Select the lines that hold the word "JSON" and copy each one.
[START OF Dataset rows]
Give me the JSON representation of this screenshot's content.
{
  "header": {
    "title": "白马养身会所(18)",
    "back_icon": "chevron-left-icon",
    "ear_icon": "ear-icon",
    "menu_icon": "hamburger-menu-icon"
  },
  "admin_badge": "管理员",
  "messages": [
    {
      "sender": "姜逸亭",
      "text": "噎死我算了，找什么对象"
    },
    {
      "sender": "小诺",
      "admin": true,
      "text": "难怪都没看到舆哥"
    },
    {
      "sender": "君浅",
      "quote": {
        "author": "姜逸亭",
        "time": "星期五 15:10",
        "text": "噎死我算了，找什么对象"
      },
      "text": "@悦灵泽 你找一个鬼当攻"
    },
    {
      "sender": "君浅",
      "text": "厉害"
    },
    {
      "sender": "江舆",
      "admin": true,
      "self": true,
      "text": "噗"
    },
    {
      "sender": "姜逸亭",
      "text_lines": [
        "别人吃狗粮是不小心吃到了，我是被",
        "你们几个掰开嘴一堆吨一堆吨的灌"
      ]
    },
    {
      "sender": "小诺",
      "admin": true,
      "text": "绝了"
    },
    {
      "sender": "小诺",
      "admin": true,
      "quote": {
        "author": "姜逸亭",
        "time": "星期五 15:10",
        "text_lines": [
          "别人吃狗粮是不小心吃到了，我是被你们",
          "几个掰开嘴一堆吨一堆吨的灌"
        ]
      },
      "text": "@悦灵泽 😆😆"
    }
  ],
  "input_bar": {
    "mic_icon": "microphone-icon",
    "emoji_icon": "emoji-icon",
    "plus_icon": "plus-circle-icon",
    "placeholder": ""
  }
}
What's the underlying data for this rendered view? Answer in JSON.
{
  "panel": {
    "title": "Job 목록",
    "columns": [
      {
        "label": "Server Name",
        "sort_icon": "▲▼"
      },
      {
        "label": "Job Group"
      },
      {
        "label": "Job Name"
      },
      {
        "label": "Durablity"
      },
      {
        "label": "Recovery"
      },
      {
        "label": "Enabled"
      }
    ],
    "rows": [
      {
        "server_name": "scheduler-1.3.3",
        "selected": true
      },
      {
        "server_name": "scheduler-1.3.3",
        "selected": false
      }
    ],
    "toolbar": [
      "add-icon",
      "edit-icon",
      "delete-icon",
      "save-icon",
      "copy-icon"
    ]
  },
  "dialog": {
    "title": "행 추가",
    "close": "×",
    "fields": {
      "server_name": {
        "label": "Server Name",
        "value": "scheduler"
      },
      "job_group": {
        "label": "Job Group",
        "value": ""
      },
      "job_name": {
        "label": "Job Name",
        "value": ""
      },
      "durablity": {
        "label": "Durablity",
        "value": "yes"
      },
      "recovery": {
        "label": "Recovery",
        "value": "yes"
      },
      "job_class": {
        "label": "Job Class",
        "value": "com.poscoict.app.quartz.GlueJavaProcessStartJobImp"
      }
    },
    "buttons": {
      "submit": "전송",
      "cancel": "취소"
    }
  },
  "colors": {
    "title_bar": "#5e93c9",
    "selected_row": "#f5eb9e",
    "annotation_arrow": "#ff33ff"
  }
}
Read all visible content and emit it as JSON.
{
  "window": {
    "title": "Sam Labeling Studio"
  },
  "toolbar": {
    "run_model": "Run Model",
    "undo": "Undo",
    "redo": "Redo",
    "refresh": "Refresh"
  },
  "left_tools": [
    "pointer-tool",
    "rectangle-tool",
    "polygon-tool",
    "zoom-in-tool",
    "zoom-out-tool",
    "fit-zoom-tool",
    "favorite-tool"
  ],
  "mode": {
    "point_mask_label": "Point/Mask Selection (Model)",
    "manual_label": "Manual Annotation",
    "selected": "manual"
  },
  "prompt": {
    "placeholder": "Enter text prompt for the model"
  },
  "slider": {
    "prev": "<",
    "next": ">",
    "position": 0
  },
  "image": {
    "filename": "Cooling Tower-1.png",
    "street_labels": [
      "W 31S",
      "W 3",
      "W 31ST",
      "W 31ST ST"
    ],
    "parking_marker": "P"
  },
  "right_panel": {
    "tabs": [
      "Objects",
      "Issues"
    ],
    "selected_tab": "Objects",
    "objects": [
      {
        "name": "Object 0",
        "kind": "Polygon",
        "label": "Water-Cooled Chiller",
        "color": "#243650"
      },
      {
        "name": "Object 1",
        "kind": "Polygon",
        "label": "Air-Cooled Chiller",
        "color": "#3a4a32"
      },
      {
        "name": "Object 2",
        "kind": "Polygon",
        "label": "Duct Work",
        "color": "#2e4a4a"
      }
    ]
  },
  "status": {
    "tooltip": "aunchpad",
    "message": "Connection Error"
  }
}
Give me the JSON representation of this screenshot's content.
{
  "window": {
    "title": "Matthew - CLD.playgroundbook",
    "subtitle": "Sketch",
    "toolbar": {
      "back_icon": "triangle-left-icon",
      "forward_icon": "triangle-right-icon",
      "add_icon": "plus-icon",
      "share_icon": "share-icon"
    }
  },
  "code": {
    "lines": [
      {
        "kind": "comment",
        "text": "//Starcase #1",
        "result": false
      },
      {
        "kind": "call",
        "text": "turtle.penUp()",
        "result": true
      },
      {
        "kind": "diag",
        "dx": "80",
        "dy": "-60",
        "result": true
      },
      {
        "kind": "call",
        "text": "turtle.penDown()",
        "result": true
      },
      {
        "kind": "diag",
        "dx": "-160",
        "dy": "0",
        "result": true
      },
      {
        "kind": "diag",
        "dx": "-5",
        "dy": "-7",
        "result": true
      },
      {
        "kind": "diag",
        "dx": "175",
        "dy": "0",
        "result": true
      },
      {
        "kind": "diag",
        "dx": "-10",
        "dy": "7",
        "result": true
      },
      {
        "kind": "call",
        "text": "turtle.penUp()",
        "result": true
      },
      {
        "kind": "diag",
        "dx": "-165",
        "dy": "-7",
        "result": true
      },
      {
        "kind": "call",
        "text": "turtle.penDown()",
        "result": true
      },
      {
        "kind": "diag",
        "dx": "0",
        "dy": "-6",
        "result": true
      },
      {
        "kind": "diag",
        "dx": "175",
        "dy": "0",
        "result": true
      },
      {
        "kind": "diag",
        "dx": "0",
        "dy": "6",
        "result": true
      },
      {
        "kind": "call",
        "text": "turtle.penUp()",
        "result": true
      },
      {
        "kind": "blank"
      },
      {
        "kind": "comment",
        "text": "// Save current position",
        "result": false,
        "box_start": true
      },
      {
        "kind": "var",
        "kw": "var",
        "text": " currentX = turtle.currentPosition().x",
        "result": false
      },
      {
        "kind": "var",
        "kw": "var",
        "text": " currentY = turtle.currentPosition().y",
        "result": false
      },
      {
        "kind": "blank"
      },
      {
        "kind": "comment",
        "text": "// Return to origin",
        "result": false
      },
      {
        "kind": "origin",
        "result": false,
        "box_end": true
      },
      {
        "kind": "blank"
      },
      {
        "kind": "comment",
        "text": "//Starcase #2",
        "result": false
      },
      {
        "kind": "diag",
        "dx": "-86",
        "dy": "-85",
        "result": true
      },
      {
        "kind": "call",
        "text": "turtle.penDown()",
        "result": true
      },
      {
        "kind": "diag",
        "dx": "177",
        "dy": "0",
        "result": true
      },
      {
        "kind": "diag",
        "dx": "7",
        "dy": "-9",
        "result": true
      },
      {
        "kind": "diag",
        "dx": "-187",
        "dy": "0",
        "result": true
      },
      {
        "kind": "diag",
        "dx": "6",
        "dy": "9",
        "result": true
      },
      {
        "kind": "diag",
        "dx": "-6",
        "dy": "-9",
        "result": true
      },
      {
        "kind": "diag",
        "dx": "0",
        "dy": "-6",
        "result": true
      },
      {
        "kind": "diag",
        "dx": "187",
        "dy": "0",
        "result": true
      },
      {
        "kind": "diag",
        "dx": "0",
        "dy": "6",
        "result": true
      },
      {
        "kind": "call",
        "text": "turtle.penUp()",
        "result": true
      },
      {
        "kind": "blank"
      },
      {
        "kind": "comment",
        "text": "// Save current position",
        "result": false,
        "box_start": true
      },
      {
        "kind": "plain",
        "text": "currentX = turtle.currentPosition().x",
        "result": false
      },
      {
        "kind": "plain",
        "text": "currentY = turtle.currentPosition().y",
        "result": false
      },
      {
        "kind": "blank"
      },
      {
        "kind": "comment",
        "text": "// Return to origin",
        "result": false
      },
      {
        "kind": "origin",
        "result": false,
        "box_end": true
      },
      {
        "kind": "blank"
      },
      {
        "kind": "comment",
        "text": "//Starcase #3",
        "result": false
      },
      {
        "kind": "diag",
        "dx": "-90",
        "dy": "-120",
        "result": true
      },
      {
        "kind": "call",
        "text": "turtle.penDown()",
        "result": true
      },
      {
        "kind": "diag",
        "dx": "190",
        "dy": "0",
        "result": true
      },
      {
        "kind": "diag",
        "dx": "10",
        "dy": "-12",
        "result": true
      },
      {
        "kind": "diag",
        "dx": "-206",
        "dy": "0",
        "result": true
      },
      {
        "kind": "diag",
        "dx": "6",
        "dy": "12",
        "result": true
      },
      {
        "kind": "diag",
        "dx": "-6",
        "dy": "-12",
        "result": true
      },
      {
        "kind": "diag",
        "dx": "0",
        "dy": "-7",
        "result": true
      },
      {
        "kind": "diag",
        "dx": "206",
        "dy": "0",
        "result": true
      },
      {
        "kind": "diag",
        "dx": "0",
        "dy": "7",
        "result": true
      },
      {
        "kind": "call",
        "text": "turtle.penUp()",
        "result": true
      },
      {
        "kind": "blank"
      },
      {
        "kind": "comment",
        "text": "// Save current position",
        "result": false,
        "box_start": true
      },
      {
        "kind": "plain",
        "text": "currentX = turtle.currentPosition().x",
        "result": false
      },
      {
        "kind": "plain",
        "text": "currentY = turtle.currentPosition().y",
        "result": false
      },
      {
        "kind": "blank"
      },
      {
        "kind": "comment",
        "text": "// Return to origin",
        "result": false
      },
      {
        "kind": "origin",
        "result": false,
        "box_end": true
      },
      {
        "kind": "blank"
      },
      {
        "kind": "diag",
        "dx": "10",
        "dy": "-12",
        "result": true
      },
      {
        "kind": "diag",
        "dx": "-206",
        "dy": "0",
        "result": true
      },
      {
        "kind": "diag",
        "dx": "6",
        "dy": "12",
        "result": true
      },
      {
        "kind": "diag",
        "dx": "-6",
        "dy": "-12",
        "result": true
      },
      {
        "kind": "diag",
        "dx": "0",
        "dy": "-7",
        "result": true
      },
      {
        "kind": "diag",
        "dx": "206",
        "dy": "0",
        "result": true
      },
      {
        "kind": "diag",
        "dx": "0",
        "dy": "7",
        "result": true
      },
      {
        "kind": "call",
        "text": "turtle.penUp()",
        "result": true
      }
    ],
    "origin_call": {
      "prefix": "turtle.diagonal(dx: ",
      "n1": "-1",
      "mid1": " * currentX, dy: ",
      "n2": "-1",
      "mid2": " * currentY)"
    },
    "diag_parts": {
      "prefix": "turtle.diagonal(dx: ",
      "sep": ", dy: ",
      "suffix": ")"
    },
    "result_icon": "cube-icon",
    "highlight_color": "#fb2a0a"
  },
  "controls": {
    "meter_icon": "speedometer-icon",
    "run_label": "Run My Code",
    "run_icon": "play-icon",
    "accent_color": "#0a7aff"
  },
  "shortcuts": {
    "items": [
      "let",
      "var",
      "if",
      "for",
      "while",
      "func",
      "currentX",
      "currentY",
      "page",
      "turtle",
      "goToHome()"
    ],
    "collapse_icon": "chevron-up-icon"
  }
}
[END OF Dataset rows]
Result
Give me the JSON representation of this screenshot's content.
What's the underlying data for this rendered view? Answer in JSON.
Read all visible content and emit it as JSON.
Give me the JSON representation of this screenshot's content.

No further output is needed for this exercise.